DOCUMENT TEXT =
::::
The simplest pattern would be to entrust the work relating to public libraries to an existing
department in the government. But public library organization has a tradition of
autonomy, or at least the appearance of it, and this tradition deserves to be respected. It
is, therefore, only proper that the government department dealing with libraries or the
directorate of libraries, as we may start calling it–should seek to find its support in a
library council where the suppliers of library service and the representatives of various
categories of consumers of the service pool their ideas to knit them into workable schemes
and plans.
The question arises whether the library council should be only an advisory body or should
have full executive powers as well. It is a difficult question. If the council has to be
representative of all interests concerned with public libraries, it will be a large body and
a large body is seldom fit for executive work. And yet if we take away executive powers
and reduce it to a merely advisory body, we take away with the right hand what we give
with the left.
From the bureaucratic point of view, the library council should merely advise and not
interfere in the administration of libraries. But those who have worked in libraries have
so often witnessed the sad spectacle of library interests being abandoned when priorities
are established, that they have no choice but to insist that the executive body must be
other than the directorate.
The solution appears to be in creating a smaller and a more compact body out of the
council, which will be its executive arm. The pattern of library authority as suggested
here will thus be composed of three organs-The advisory library council and the executive
board with full powers to direct the work of the third organ, which will be the directorate
of libraries.
As regards the link between the directorate and the government, it would be ideal if
there were a separate department of libraries in the government. However, the directorate
is usually attached to one of the existing departments, often the education department. If
reason and logic could influence the decision, the department of culture would be the
natural home for the directorate of libraries along with some type of adult educational
activities.
The advisory library council should be headed, most appropriately, by the minister in
whose department the directorate lies, and would have on it representatives of other
departments interested in public libraries, such as the department of community
development, the senior officials administering the services, the universities, the lower –
rank library units, the legislatures and of course a few persons known for their interest
and devotion to libraries. The executive board, which, according to the present thesis,
should be the supreme source of library policy, should, as far as possible, reflect this
composition in itself. The directorate, which would serve as the secretariat of the board,
should be headed by a professional librarian with some years of library experience, and
should be given sufficient powers to administer the service.
::::
LISTING =
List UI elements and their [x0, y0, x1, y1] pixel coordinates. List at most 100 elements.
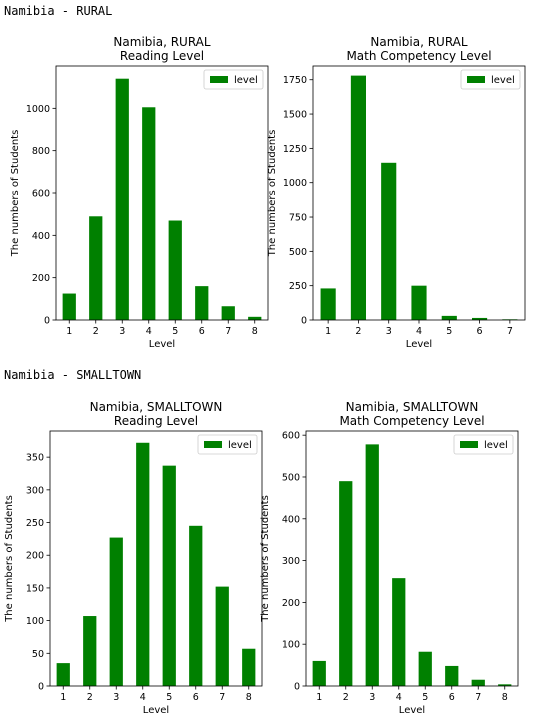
legend-box: [203, 69, 264, 90]
x-tick-label: 1: [66, 326, 72, 337]
x-tick-label: 2: [87, 692, 93, 703]
y-axis-label: The numbers of Students: [10, 130, 21, 258]
bar-2: [89, 216, 103, 320]
bar-8: [242, 648, 256, 686]
x-tick-label: 2: [93, 326, 99, 337]
legend-swatch: [467, 76, 485, 83]
x-tick-label: 1: [316, 692, 322, 703]
bar-7: [471, 679, 485, 686]
x-tick-label: 7: [219, 692, 225, 703]
bar-2: [339, 481, 353, 686]
x-tick-label: 1: [325, 326, 331, 337]
bar-1: [312, 660, 326, 686]
x-tick-label: 5: [172, 326, 178, 337]
y-axis-label: The numbers of Students: [267, 130, 278, 258]
x-tick-label: 7: [475, 692, 481, 703]
bar-1: [62, 293, 76, 320]
x-tick-label: 5: [446, 326, 452, 337]
chart-title-line: Namibia, RURAL: [370, 35, 467, 49]
plot-frame: [49, 430, 263, 687]
x-tick-label: 5: [422, 692, 428, 703]
bar-5: [441, 315, 457, 320]
x-axis-label: Level: [399, 705, 425, 716]
y-tick-label: 0: [294, 682, 300, 693]
bar-8: [498, 684, 512, 686]
bar-2: [83, 616, 97, 686]
bar-6: [472, 317, 488, 320]
bar-1: [56, 663, 70, 686]
x-tick-label: 7: [507, 326, 513, 337]
y-axis-label: The numbers of Students: [260, 495, 271, 623]
y-tick-label: 300: [26, 485, 44, 496]
legend-label: level: [491, 75, 515, 86]
bar-4: [411, 285, 427, 320]
y-tick-label: 1750: [283, 75, 307, 86]
x-tick-label: 7: [225, 326, 231, 337]
section-header-rural: Namibia - RURAL: [4, 4, 113, 18]
y-tick-label: 300: [282, 556, 300, 567]
bar-4: [142, 107, 156, 321]
x-tick-label: 3: [113, 692, 119, 703]
bar-3: [115, 78, 129, 320]
x-tick-label: 8: [246, 692, 252, 703]
legend-swatch: [460, 441, 478, 448]
x-tick-label: 8: [502, 692, 508, 703]
y-tick-label: 800: [32, 146, 50, 157]
legend-swatch: [204, 441, 222, 448]
y-axis-label: The numbers of Students: [4, 495, 15, 623]
bar-3: [381, 162, 397, 320]
y-tick-label: 750: [289, 213, 307, 224]
legend-box: [460, 69, 521, 90]
y-tick-label: 400: [32, 231, 50, 242]
x-axis-label: Level: [406, 339, 432, 350]
bar-6: [445, 665, 459, 686]
x-tick-label: 2: [343, 692, 349, 703]
y-tick-label: 0: [301, 316, 307, 327]
x-tick-label: 6: [193, 692, 199, 703]
section-header-smalltown: Namibia - SMALLTOWN: [4, 368, 142, 382]
x-tick-label: 4: [396, 692, 402, 703]
legend-box: [453, 434, 514, 455]
bar-8: [248, 316, 262, 320]
y-tick-label: 400: [282, 514, 300, 525]
x-tick-label: 6: [449, 692, 455, 703]
y-tick-label: 0: [44, 316, 50, 327]
y-tick-label: 200: [282, 598, 300, 609]
x-tick-label: 4: [146, 326, 152, 337]
plot-frame: [305, 430, 519, 687]
bar-6: [195, 286, 209, 320]
y-tick-label: 500: [282, 472, 300, 483]
y-tick-label: 150: [26, 583, 44, 594]
chart-title-line: Namibia, RURAL: [113, 35, 210, 49]
x-tick-label: 4: [140, 692, 146, 703]
x-tick-label: 1: [60, 692, 66, 703]
bar-3: [109, 537, 123, 686]
chart-title-line: Reading Level: [120, 49, 204, 63]
chart-title-line: Reading Level: [114, 414, 198, 428]
x-axis-label: Level: [143, 705, 169, 716]
bar-6: [189, 525, 203, 686]
x-tick-label: 8: [252, 326, 258, 337]
y-tick-label: 50: [32, 649, 44, 660]
x-tick-label: 6: [477, 326, 483, 337]
bar-2: [350, 75, 366, 320]
x-tick-label: 3: [369, 692, 375, 703]
y-tick-label: 250: [289, 281, 307, 292]
chart-title-line: Math Competency Level: [346, 49, 491, 63]
y-tick-label: 250: [26, 518, 44, 529]
legend-label: level: [234, 75, 258, 86]
y-tick-label: 1000: [26, 104, 50, 115]
legend-swatch: [210, 76, 228, 83]
x-tick-label: 2: [355, 326, 361, 337]
x-tick-label: 5: [166, 692, 172, 703]
bar-1: [320, 288, 336, 320]
chart-title-line: Math Competency Level: [339, 414, 484, 428]
chart-title-line: Namibia, SMALLTOWN: [346, 400, 479, 414]
y-tick-label: 0: [38, 682, 44, 693]
x-axis-label: Level: [149, 339, 175, 350]
chart-title-line: Namibia, SMALLTOWN: [90, 400, 223, 414]
legend-box: [197, 434, 258, 455]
::::
WRITTEN INSTRUCTION 1 = In the library authority text, which department would be the natural home for the directorate of libraries if reason and logic could influence the decision?
WRITTEN INSTRUCTION 2 = Update the stretch of the library authority text from "The advisory library council should" through "administer the service.", replacing "professional librarian" with "trained librarian".

WRITTEN SOLUTION 1 = The department of culture.

WRITTEN SOLUTION 2 =
The advisory library council should be headed, most appropriately, by the minister in
whose department the directorate lies, and would have on it representatives of other
departments interested in public libraries, such as the department of community
development, the senior officials administering the services, the universities, the lower –
rank library units, the legislatures and of course a few persons known for their interest
and devotion to libraries. The executive board, which, according to the present thesis,
should be the supreme source of library policy, should, as far as possible, reflect this
composition in itself. The directorate, which would serve as the secretariat of the board,
should be headed by a trained librarian with some years of library experience, and
should be given sufficient powers to administer the service.